- **SET PROBLEM**
Each line of the data that includes the string "does" is to be copied out.

- **GIVEN DATA**
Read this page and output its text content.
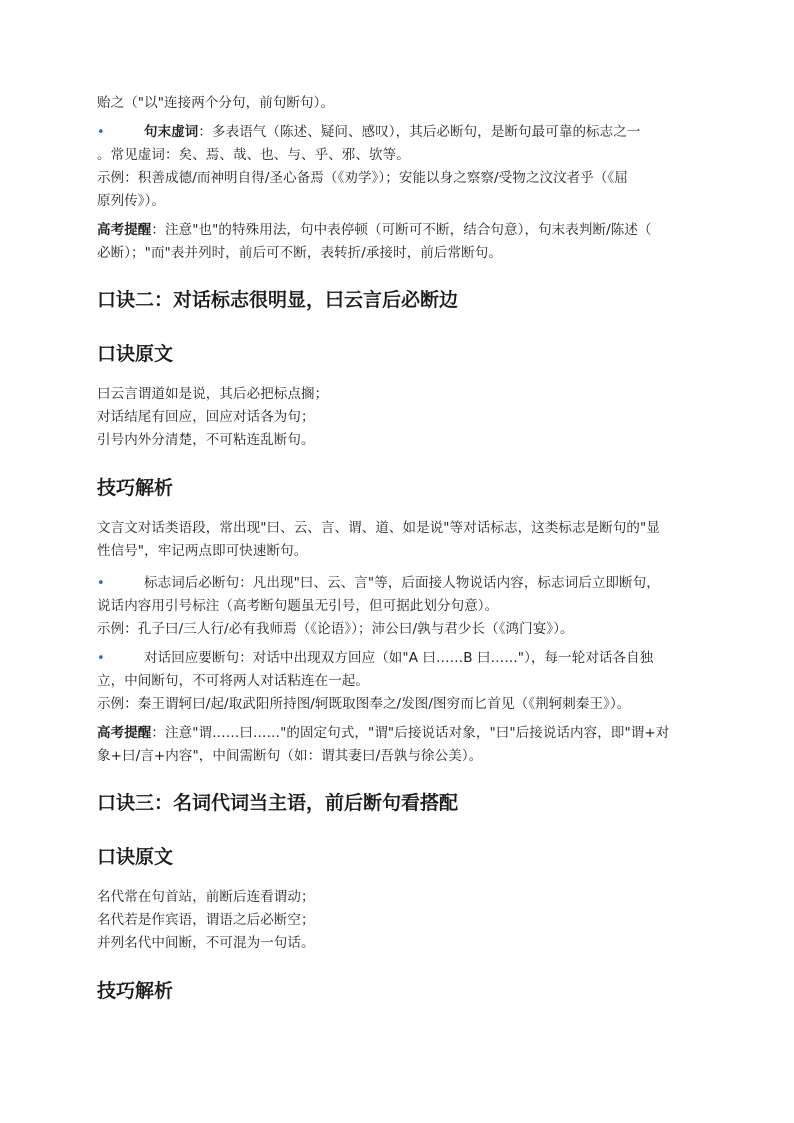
贻之（"以"连接两个分句，前句断句）。

•	句末虚词：多表语气（陈述、疑问、感叹），其后必断句，是断句最可靠的标志之一

。常见虚词：矣、焉、哉、也、与、乎、邪、欤等。

示例：积善成德/而神明自得/圣心备焉（《劝学》）；安能以身之察察/受物之汶汶者乎（《屈

原列传》）。

高考提醒：注意"也"的特殊用法，句中表停顿（可断可不断，结合句意），句末表判断/陈述（

必断）；"而"表并列时，前后可不断，表转折/承接时，前后常断句。

口诀二：对话标志很明显，曰云言后必断边
口诀原文

曰云言谓道如是说，其后必把标点搁；

对话结尾有回应，回应对话各为句；

引号内外分清楚，不可粘连乱断句。

技巧解析

文言文对话类语段，常出现"曰、云、言、谓、道、如是说"等对话标志，这类标志是断句的"显

性信号"，牢记两点即可快速断句。

•	标志词后必断句：凡出现"曰、云、言"等，后面接人物说话内容，标志词后立即断句，

说话内容用引号标注（高考断句题虽无引号，但可据此划分句意）。

示例：孔子曰/三人行/必有我师焉（《论语》）；沛公曰/孰与君少长（《鸿门宴》）。

•	对话回应要断句：对话中出现双方回应（如"A 曰……B 曰……"），每一轮对话各自独

立，中间断句，不可将两人对话粘连在一起。

示例：秦王谓轲曰/起/取武阳所持图/轲既取图奉之/发图/图穷而匕首见（《荆轲刺秦王》）。

高考提醒：注意"谓……曰……"的固定句式，"谓"后接说话对象，"曰"后接说话内容，即"谓+对

象+曰/言+内容"，中间需断句（如：谓其妻曰/吾孰与徐公美）。

口诀三：名词代词当主语，前后断句看搭配
口诀原文

名代常在句首站，前断后连看谓动；

名代若是作宾语，谓语之后必断空；

并列名代中间断，不可混为一句话。

技巧解析
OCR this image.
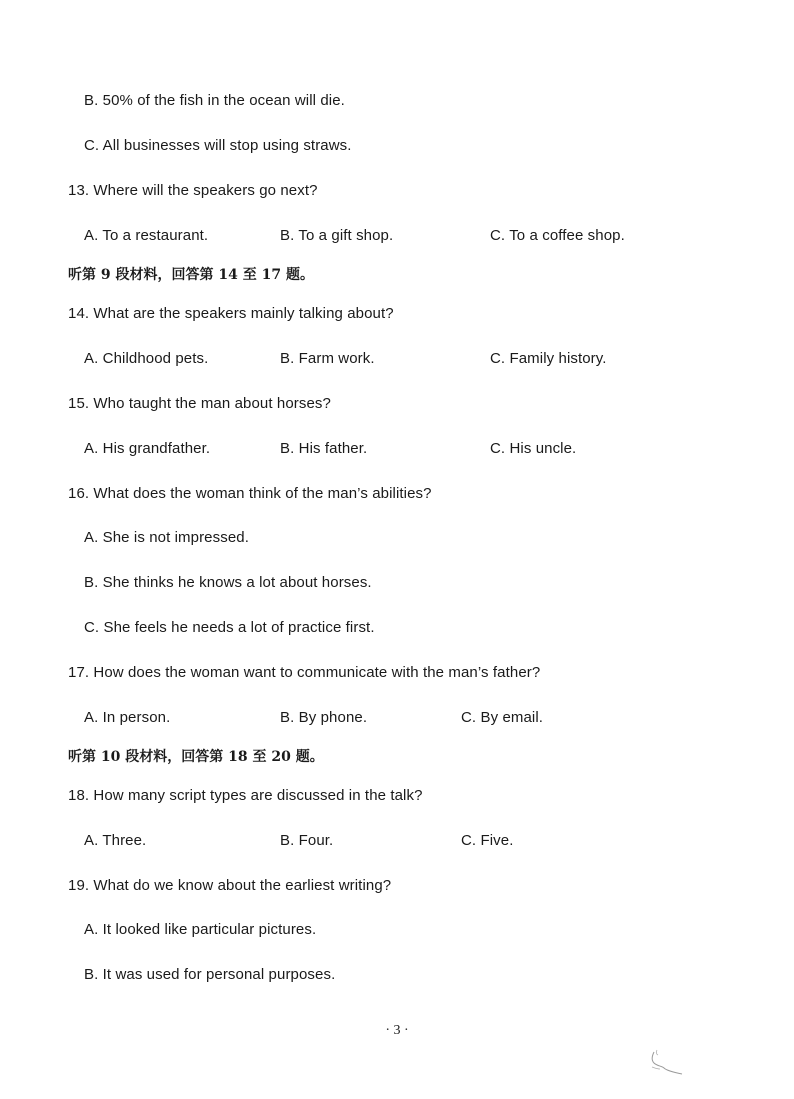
B. 50% of the fish in the ocean will die.
C. All businesses will stop using straws.
13. Where will the speakers go next?
A. To a restaurant.	B. To a gift shop.	C. To a coffee shop.
听第 9 段材料，回答第 14 至 17 题。
14. What are the speakers mainly talking about?
A. Childhood pets.	B. Farm work.	C. Family history.
15. Who taught the man about horses?
A. His grandfather.	B. His father.	C. His uncle.
16. What does the woman think of the man’s abilities?
A. She is not impressed.
B. She thinks he knows a lot about horses.
C. She feels he needs a lot of practice first.
17. How does the woman want to communicate with the man’s father?
A. In person.	B. By phone.	C. By email.
听第 10 段材料，回答第 18 至 20 题。
18. How many script types are discussed in the talk?
A. Three.	B. Four.	C. Five.
19. What do we know about the earliest writing?
A. It looked like particular pictures.
B. It was used for personal purposes.
· 3 ·
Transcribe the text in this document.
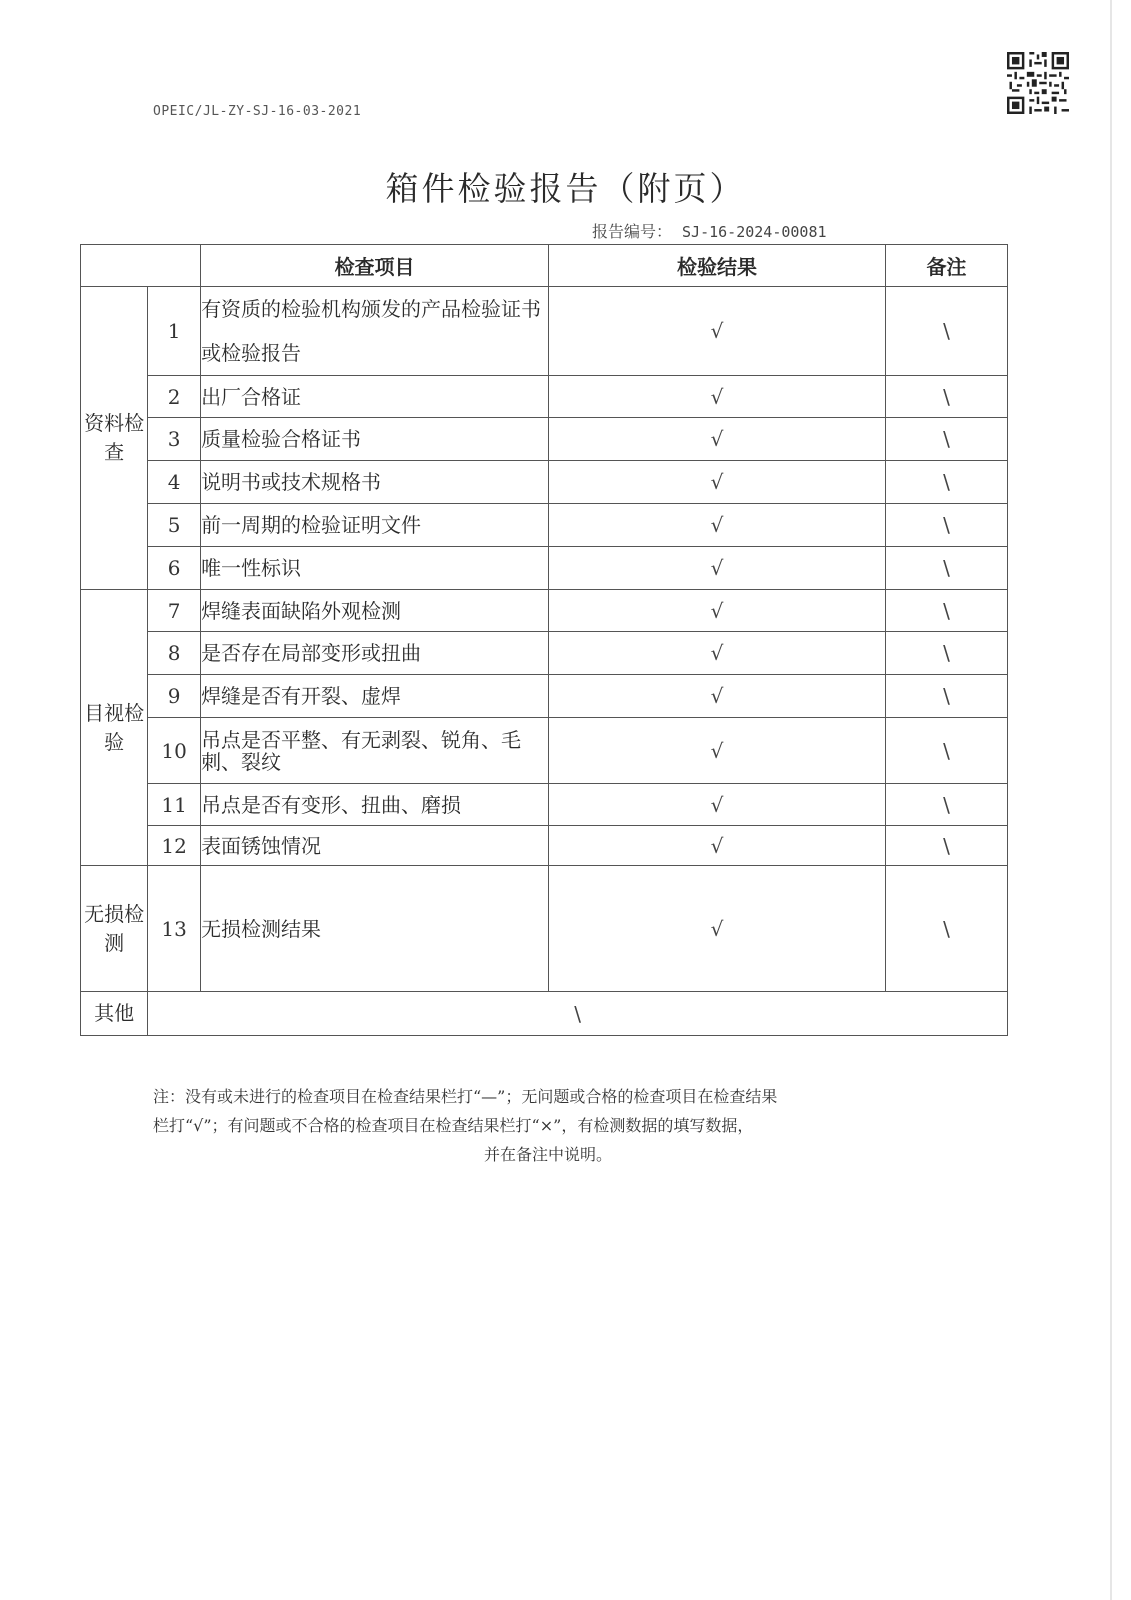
OPEIC/JL-ZY-SJ-16-03-2021
箱件检验报告（附页）
报告编号： SJ-16-2024-00081
		检查项目	检验结果	备注
资料检查	1	有资质的检验机构颁发的产品检验证书或检验报告	√	\
	2	出厂合格证	√	\
	3	质量检验合格证书	√	\
	4	说明书或技术规格书	√	\
	5	前一周期的检验证明文件	√	\
	6	唯一性标识	√	\
目视检验	7	焊缝表面缺陷外观检测	√	\
	8	是否存在局部变形或扭曲	√	\
	9	焊缝是否有开裂、虚焊	√	\
	10	吊点是否平整、有无剥裂、锐角、毛刺、裂纹	√	\
	11	吊点是否有变形、扭曲、磨损	√	\
	12	表面锈蚀情况	√	\
无损检测	13	无损检测结果	√	\
其他	\			
注：没有或未进行的检查项目在检查结果栏打“—”；无问题或合格的检查项目在检查结果
栏打“√”；有问题或不合格的检查项目在检查结果栏打“×”，有检测数据的填写数据，

并在备注中说明。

- **THE COMPLETED TASK**
16. What does the woman think of the man’s abilities?
17. How does the woman want to communicate with the man’s father?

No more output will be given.